**Work instructions:** Look through the material below and count the lines with the string "color". Report only the count.

**Records for this task:**
◇ ◇ ◇
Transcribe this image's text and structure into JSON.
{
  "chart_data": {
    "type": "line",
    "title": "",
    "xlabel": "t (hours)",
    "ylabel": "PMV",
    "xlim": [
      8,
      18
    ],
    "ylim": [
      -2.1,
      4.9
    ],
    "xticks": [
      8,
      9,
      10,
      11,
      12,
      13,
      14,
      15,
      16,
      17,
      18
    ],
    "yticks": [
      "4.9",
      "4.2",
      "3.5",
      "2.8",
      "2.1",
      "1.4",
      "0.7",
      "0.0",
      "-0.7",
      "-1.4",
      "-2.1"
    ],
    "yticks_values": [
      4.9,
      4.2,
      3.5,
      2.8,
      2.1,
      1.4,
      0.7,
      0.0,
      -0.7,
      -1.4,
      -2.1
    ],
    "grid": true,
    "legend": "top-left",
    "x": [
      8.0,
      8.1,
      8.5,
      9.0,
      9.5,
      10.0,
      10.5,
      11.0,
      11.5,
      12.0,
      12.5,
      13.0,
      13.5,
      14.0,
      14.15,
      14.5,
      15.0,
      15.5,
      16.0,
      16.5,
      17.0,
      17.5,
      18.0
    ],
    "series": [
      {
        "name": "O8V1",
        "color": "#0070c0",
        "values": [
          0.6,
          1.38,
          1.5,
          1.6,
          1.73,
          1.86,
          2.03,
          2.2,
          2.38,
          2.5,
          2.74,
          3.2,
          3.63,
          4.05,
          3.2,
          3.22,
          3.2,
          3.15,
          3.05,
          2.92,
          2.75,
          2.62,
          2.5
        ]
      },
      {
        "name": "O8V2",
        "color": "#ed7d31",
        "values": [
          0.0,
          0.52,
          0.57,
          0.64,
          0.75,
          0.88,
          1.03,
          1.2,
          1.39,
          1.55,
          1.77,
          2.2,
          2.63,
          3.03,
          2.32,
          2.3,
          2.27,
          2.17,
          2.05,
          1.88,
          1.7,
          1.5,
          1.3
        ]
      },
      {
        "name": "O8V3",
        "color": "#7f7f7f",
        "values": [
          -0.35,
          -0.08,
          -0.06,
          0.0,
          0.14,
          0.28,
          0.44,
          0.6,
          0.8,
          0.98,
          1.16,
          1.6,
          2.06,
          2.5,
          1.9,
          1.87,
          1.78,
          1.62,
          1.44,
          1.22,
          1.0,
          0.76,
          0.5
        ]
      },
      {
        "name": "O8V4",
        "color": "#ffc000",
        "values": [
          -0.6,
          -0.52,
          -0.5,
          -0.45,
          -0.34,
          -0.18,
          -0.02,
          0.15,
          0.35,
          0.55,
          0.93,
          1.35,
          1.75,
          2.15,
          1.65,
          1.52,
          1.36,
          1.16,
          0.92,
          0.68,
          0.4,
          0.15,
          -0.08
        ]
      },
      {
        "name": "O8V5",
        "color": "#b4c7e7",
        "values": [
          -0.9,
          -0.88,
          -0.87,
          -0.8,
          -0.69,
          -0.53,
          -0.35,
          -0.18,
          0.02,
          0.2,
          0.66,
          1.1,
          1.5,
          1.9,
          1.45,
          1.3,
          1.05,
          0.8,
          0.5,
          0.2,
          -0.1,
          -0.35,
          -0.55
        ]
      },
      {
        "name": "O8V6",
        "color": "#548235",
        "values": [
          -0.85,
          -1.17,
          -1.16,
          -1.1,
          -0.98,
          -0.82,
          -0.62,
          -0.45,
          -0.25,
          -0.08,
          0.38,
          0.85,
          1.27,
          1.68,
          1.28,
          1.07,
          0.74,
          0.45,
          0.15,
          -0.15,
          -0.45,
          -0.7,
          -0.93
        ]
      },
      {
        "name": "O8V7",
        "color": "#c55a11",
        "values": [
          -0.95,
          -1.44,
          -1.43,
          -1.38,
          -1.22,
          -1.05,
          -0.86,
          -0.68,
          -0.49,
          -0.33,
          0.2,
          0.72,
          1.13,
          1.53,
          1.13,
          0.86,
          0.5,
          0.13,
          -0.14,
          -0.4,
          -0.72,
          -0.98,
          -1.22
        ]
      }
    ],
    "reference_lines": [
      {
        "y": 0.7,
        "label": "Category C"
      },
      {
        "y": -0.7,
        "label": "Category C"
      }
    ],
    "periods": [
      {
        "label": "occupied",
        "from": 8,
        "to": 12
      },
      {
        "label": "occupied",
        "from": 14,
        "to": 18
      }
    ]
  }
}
◇ ◇ ◇
**Task output:** 7